Items listed in a dataset
***

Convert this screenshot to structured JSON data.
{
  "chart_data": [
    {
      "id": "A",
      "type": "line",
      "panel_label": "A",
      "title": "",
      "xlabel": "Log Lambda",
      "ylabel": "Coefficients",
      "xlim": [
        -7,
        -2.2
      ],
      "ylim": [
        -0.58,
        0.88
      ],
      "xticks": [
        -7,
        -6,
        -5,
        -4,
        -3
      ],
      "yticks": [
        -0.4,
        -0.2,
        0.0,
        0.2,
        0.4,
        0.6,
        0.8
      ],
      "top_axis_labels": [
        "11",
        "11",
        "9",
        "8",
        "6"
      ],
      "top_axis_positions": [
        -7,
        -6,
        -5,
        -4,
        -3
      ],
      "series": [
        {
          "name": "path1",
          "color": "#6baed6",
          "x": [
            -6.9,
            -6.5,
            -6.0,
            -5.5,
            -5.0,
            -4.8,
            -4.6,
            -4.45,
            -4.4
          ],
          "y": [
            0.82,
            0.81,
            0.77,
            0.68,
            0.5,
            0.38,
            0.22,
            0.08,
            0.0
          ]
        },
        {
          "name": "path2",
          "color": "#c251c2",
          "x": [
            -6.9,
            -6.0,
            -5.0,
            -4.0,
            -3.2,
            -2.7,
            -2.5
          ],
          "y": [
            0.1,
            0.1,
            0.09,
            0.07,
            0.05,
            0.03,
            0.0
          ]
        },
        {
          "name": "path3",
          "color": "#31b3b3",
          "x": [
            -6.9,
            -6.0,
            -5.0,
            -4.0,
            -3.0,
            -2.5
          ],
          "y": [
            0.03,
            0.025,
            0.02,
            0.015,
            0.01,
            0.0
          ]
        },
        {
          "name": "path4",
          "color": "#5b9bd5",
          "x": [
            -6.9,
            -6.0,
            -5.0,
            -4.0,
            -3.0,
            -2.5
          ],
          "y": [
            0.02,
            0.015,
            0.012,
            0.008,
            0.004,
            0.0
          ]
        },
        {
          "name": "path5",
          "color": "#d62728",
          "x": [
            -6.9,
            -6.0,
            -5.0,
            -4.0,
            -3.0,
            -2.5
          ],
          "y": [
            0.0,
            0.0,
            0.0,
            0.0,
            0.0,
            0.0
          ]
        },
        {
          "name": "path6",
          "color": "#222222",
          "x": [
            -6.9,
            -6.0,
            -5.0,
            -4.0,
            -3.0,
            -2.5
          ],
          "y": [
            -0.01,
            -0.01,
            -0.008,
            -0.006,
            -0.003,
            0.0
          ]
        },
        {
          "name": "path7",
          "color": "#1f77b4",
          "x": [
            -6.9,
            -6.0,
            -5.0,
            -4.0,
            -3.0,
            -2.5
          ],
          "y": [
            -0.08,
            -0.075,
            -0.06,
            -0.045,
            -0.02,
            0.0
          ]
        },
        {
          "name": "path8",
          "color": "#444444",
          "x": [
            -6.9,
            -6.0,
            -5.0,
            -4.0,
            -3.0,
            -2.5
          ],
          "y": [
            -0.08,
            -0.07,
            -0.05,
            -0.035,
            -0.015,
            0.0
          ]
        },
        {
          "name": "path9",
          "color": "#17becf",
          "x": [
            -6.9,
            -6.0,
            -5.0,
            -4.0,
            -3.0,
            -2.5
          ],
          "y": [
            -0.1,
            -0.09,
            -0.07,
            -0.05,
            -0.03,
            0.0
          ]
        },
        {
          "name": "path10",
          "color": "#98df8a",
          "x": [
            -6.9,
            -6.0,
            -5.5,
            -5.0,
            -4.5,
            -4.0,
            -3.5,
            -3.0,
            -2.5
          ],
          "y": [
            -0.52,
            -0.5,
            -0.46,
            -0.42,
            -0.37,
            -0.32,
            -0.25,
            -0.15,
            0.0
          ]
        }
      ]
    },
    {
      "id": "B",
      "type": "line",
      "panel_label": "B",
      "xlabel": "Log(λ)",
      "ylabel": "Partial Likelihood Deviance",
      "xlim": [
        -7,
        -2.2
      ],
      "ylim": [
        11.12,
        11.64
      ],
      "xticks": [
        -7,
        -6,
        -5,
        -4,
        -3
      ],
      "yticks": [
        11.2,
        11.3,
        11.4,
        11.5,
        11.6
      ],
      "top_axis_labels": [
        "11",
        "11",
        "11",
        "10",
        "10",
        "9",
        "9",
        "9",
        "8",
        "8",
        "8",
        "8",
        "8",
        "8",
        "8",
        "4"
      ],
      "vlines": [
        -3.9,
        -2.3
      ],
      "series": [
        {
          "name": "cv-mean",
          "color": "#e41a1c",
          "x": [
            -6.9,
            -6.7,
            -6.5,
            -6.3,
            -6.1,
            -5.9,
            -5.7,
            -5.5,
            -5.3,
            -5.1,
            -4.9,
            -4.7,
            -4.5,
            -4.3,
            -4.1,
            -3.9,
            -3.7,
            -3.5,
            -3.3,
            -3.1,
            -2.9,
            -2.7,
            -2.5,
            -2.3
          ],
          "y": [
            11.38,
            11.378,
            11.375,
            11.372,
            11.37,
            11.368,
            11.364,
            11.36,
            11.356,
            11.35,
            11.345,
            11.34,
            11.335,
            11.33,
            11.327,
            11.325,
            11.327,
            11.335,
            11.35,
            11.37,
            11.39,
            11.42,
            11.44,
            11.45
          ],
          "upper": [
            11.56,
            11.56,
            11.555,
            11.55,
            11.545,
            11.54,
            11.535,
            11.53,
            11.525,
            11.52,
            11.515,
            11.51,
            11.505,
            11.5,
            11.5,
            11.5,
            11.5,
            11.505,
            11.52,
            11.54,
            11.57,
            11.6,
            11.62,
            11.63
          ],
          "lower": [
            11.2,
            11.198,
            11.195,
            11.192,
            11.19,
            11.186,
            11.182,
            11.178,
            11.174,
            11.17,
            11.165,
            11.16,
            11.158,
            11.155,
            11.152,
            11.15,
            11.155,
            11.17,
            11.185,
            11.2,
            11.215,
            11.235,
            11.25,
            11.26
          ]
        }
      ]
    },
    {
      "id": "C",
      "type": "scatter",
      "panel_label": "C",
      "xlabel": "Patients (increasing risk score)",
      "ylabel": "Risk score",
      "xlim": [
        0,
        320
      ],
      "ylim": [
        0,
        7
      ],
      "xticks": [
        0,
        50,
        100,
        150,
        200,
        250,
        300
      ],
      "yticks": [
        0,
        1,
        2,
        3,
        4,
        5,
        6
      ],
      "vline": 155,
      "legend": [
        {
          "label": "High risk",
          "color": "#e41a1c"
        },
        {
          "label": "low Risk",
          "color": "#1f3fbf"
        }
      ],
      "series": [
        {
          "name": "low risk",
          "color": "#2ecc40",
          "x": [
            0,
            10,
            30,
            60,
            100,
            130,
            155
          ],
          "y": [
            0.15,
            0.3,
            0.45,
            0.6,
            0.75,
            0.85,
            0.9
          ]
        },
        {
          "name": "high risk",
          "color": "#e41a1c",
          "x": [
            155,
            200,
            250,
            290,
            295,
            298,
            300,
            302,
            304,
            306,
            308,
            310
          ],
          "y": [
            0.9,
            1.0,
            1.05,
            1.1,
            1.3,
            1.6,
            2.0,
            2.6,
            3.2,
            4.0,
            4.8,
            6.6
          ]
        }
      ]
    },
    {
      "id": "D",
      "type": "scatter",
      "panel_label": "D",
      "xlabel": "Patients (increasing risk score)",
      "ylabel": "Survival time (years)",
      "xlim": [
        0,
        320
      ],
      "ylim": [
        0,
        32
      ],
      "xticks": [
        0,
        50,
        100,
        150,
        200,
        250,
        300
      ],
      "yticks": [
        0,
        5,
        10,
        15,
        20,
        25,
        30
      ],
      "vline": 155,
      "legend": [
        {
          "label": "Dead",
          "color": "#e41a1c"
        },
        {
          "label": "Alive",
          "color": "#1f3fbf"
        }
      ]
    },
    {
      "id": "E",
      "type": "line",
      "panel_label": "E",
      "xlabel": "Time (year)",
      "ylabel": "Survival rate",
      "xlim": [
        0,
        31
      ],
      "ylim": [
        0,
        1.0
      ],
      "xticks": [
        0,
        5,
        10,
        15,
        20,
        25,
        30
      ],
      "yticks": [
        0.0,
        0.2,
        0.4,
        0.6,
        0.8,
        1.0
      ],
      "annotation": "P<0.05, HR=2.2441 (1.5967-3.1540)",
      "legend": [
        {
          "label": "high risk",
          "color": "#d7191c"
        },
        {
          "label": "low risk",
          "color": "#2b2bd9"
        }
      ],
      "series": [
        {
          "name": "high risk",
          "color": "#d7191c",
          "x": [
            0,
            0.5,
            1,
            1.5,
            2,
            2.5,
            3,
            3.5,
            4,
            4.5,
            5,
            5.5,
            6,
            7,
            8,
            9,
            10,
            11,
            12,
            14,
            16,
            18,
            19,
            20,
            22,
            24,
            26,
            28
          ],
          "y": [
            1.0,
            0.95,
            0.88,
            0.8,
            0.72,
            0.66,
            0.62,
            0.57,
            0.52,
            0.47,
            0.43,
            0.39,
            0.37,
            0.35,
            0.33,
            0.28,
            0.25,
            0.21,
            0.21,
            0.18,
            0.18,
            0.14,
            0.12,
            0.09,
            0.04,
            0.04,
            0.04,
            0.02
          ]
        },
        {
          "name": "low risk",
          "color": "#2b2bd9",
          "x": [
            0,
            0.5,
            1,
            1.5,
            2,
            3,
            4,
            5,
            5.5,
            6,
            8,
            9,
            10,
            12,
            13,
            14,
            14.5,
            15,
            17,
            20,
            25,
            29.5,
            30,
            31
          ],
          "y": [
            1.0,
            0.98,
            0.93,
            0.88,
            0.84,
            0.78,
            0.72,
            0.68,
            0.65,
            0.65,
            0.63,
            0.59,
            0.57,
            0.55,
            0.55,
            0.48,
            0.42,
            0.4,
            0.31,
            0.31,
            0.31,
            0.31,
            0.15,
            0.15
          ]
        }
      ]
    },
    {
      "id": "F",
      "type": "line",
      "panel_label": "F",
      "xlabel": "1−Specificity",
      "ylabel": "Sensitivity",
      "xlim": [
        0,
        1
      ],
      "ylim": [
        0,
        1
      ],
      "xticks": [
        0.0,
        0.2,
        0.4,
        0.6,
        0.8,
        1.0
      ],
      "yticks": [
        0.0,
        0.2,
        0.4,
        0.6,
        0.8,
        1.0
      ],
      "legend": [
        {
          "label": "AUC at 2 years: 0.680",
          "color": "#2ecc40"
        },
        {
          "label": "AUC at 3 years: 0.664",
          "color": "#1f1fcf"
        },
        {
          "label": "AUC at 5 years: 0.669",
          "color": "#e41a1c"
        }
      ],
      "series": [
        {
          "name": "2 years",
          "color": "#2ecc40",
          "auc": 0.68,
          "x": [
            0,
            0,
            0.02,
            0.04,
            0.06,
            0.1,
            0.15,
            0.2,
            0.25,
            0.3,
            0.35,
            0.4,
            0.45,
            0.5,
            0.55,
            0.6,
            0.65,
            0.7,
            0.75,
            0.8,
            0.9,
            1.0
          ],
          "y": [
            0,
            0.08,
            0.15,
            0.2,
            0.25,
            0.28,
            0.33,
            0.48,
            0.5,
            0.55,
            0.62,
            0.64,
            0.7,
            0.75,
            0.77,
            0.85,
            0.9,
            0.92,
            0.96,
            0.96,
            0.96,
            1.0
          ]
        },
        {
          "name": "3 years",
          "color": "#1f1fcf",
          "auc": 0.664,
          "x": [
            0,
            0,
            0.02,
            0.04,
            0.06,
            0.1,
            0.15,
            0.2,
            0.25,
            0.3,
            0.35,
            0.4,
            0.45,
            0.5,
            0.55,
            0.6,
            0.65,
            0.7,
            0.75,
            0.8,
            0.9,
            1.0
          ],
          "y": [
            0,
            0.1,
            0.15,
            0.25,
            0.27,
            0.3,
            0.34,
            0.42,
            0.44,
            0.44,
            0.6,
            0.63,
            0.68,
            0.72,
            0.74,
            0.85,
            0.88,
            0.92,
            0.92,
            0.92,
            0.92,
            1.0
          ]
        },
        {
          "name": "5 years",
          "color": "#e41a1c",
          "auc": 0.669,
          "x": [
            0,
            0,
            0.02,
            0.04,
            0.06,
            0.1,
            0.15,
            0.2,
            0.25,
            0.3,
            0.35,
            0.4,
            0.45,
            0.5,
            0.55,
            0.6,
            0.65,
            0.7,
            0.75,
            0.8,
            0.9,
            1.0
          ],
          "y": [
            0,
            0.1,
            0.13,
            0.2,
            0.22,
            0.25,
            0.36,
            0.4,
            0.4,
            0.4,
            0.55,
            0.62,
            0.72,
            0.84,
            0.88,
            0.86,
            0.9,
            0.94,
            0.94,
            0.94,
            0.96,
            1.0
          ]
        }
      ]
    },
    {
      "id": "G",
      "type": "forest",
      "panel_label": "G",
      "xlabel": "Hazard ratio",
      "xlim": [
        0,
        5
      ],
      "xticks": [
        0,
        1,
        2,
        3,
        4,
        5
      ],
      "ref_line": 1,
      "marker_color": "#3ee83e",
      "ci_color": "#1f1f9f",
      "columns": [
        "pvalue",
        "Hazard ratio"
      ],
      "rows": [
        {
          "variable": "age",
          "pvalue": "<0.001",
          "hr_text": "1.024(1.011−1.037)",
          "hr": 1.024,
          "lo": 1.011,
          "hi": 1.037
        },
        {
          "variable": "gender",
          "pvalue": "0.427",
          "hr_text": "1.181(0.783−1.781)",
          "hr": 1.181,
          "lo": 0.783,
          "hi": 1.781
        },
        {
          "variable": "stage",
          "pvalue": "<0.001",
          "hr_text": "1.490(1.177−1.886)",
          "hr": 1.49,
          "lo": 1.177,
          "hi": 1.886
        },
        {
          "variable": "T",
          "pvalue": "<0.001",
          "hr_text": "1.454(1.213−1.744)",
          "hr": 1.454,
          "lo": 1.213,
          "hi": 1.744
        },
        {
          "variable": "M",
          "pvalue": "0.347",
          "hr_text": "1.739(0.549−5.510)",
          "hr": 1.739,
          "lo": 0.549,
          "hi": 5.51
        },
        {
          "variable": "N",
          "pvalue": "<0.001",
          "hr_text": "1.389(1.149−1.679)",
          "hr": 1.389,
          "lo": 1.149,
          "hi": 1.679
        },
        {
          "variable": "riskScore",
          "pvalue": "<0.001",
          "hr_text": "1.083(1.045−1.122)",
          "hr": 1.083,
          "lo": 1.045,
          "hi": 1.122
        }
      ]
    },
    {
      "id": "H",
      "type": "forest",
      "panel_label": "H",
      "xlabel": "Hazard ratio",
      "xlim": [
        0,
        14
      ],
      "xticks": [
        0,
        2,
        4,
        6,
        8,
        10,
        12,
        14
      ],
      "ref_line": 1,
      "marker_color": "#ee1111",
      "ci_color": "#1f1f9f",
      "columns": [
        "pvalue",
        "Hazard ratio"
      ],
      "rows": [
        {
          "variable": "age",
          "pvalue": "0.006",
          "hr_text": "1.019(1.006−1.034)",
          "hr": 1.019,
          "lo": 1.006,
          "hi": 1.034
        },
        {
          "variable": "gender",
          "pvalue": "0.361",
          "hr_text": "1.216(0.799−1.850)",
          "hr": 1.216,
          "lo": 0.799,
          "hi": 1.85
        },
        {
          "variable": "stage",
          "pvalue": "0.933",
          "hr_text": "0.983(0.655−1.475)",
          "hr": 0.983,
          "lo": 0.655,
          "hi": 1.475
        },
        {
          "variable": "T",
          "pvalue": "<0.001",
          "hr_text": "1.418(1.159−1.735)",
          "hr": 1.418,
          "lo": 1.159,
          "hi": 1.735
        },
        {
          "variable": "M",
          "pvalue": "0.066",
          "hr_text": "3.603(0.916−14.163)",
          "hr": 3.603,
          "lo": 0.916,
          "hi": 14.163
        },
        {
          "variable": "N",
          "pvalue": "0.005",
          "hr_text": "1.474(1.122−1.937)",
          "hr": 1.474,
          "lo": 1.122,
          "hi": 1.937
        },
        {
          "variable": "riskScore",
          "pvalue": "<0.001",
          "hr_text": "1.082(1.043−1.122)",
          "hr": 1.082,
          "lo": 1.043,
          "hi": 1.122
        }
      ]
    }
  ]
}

***

ASSIGNMENT
Scan the entries above for the string "xlabel" and copy each line containing it.

REPLY TO THE TASK
      "xlabel": "Log Lambda",
      "xlabel": "Log(λ)",
      "xlabel": "Patients (increasing risk score)",
      "xlabel": "Patients (increasing risk score)",
      "xlabel": "Time (year)",
      "xlabel": "1−Specificity",
      "xlabel": "Hazard ratio",
      "xlabel": "Hazard ratio",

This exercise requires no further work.